[Collected data entries]
○ ○ ○ ○ ○ ○ ○
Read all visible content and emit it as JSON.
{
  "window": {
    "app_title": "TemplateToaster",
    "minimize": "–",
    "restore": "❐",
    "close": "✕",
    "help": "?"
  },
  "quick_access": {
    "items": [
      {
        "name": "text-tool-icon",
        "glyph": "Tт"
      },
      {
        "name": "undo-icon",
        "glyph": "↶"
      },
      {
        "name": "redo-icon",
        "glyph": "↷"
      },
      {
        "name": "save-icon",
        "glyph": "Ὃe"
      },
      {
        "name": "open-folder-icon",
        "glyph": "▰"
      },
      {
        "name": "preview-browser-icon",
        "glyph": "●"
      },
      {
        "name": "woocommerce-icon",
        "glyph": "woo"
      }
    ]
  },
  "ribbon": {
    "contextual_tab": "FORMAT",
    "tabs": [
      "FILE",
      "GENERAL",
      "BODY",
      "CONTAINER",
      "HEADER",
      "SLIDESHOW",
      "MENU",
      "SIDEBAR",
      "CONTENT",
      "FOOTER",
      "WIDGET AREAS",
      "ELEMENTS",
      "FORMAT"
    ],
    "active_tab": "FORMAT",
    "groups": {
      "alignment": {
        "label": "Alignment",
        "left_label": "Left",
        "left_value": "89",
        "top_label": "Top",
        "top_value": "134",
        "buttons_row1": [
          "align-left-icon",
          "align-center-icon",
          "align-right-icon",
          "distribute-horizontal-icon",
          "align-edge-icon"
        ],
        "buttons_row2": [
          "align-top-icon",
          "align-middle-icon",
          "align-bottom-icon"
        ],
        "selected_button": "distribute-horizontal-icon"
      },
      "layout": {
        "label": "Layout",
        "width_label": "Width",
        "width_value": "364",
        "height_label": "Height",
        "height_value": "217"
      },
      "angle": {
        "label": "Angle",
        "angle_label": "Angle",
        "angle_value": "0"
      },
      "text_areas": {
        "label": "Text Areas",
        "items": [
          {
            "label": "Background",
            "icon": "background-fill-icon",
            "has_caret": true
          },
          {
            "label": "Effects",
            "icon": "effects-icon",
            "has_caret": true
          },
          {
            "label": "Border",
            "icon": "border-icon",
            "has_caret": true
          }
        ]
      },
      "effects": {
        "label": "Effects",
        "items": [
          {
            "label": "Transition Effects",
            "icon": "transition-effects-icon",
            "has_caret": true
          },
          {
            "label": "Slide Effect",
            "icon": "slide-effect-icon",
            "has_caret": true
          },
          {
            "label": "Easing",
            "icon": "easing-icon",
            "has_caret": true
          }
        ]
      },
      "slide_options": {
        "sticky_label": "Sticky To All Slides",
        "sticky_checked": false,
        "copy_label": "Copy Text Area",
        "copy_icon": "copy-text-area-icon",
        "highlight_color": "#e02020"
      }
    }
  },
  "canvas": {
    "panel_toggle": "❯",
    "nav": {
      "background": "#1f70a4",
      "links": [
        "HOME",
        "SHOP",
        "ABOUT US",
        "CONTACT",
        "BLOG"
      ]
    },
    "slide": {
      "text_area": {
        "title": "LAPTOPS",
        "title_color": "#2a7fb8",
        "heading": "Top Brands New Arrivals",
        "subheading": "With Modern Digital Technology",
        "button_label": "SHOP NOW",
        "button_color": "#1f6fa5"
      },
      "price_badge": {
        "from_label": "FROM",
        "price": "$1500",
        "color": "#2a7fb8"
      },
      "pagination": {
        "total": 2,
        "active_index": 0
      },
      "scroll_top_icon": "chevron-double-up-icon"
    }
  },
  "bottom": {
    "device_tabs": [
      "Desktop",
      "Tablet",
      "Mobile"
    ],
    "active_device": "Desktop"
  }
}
○ ○ ○ ○ ○ ○ ○
DIRECTIVE.
Write out every entry word for word.

WRITTEN RESPONSE.
Read all visible content and emit it as JSON.
{
  "window": {
    "app_title": "TemplateToaster",
    "minimize": "–",
    "restore": "❐",
    "close": "✕",
    "help": "?"
  },
  "quick_access": {
    "items": [
      {
        "name": "text-tool-icon",
        "glyph": "Tт"
      },
      {
        "name": "undo-icon",
        "glyph": "↶"
      },
      {
        "name": "redo-icon",
        "glyph": "↷"
      },
      {
        "name": "save-icon",
        "glyph": "Ὃe"
      },
      {
        "name": "open-folder-icon",
        "glyph": "▰"
      },
      {
        "name": "preview-browser-icon",
        "glyph": "●"
      },
      {
        "name": "woocommerce-icon",
        "glyph": "woo"
      }
    ]
  },
  "ribbon": {
    "contextual_tab": "FORMAT",
    "tabs": [
      "FILE",
      "GENERAL",
      "BODY",
      "CONTAINER",
      "HEADER",
      "SLIDESHOW",
      "MENU",
      "SIDEBAR",
      "CONTENT",
      "FOOTER",
      "WIDGET AREAS",
      "ELEMENTS",
      "FORMAT"
    ],
    "active_tab": "FORMAT",
    "groups": {
      "alignment": {
        "label": "Alignment",
        "left_label": "Left",
        "left_value": "89",
        "top_label": "Top",
        "top_value": "134",
        "buttons_row1": [
          "align-left-icon",
          "align-center-icon",
          "align-right-icon",
          "distribute-horizontal-icon",
          "align-edge-icon"
        ],
        "buttons_row2": [
          "align-top-icon",
          "align-middle-icon",
          "align-bottom-icon"
        ],
        "selected_button": "distribute-horizontal-icon"
      },
      "layout": {
        "label": "Layout",
        "width_label": "Width",
        "width_value": "364",
        "height_label": "Height",
        "height_value": "217"
      },
      "angle": {
        "label": "Angle",
        "angle_label": "Angle",
        "angle_value": "0"
      },
      "text_areas": {
        "label": "Text Areas",
        "items": [
          {
            "label": "Background",
            "icon": "background-fill-icon",
            "has_caret": true
          },
          {
            "label": "Effects",
            "icon": "effects-icon",
            "has_caret": true
          },
          {
            "label": "Border",
            "icon": "border-icon",
            "has_caret": true
          }
        ]
      },
      "effects": {
        "label": "Effects",
        "items": [
          {
            "label": "Transition Effects",
            "icon": "transition-effects-icon",
            "has_caret": true
          },
          {
            "label": "Slide Effect",
            "icon": "slide-effect-icon",
            "has_caret": true
          },
          {
            "label": "Easing",
            "icon": "easing-icon",
            "has_caret": true
          }
        ]
      },
      "slide_options": {
        "sticky_label": "Sticky To All Slides",
        "sticky_checked": false,
        "copy_label": "Copy Text Area",
        "copy_icon": "copy-text-area-icon",
        "highlight_color": "#e02020"
      }
    }
  },
  "canvas": {
    "panel_toggle": "❯",
    "nav": {
      "background": "#1f70a4",
      "links": [
        "HOME",
        "SHOP",
        "ABOUT US",
        "CONTACT",
        "BLOG"
      ]
    },
    "slide": {
      "text_area": {
        "title": "LAPTOPS",
        "title_color": "#2a7fb8",
        "heading": "Top Brands New Arrivals",
        "subheading": "With Modern Digital Technology",
        "button_label": "SHOP NOW",
        "button_color": "#1f6fa5"
      },
      "price_badge": {
        "from_label": "FROM",
        "price": "$1500",
        "color": "#2a7fb8"
      },
      "pagination": {
        "total": 2,
        "active_index": 0
      },
      "scroll_top_icon": "chevron-double-up-icon"
    }
  },
  "bottom": {
    "device_tabs": [
      "Desktop",
      "Tablet",
      "Mobile"
    ],
    "active_device": "Desktop"
  }
}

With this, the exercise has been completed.